=== AIM OF THE TASK ===
Reproduce each line of the material precisely.

── RECORDS PROVIDED

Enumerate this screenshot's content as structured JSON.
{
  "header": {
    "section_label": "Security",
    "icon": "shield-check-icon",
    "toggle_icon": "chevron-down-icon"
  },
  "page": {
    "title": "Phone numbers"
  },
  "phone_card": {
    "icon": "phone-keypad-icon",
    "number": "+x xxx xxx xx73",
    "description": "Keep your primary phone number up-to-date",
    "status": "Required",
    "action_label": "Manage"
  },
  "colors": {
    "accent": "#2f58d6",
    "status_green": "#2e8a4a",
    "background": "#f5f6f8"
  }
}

────

=== WRITTEN ANSWER ===
Enumerate this screenshot's content as structured JSON.
{
  "header": {
    "section_label": "Security",
    "icon": "shield-check-icon",
    "toggle_icon": "chevron-down-icon"
  },
  "page": {
    "title": "Phone numbers"
  },
  "phone_card": {
    "icon": "phone-keypad-icon",
    "number": "+x xxx xxx xx73",
    "description": "Keep your primary phone number up-to-date",
    "status": "Required",
    "action_label": "Manage"
  },
  "colors": {
    "accent": "#2f58d6",
    "status_green": "#2e8a4a",
    "background": "#f5f6f8"
  }
}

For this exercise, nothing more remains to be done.